━━━━━ Source data ━━━━━
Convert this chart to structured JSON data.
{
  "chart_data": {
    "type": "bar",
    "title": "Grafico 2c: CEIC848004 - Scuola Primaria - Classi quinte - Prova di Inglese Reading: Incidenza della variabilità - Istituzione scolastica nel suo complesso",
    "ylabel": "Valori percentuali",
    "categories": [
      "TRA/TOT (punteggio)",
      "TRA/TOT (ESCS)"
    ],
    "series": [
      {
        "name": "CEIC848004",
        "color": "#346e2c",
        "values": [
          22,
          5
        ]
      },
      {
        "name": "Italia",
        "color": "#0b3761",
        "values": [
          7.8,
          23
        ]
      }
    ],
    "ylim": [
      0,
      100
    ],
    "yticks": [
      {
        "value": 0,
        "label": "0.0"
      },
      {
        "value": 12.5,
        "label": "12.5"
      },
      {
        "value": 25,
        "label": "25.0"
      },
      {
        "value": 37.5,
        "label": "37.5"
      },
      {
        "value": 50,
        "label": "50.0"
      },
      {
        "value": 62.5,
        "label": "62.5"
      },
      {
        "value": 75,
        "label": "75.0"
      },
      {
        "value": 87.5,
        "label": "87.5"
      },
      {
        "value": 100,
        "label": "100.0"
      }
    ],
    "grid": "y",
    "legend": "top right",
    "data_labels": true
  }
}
━━━━━
**Do this:** Your task is to print the whole listing again exactly.

**Result:**
Convert this chart to structured JSON data.
{
  "chart_data": {
    "type": "bar",
    "title": "Grafico 2c: CEIC848004 - Scuola Primaria - Classi quinte - Prova di Inglese Reading: Incidenza della variabilità - Istituzione scolastica nel suo complesso",
    "ylabel": "Valori percentuali",
    "categories": [
      "TRA/TOT (punteggio)",
      "TRA/TOT (ESCS)"
    ],
    "series": [
      {
        "name": "CEIC848004",
        "color": "#346e2c",
        "values": [
          22,
          5
        ]
      },
      {
        "name": "Italia",
        "color": "#0b3761",
        "values": [
          7.8,
          23
        ]
      }
    ],
    "ylim": [
      0,
      100
    ],
    "yticks": [
      {
        "value": 0,
        "label": "0.0"
      },
      {
        "value": 12.5,
        "label": "12.5"
      },
      {
        "value": 25,
        "label": "25.0"
      },
      {
        "value": 37.5,
        "label": "37.5"
      },
      {
        "value": 50,
        "label": "50.0"
      },
      {
        "value": 62.5,
        "label": "62.5"
      },
      {
        "value": 75,
        "label": "75.0"
      },
      {
        "value": 87.5,
        "label": "87.5"
      },
      {
        "value": 100,
        "label": "100.0"
      }
    ],
    "grid": "y",
    "legend": "top right",
    "data_labels": true
  }
}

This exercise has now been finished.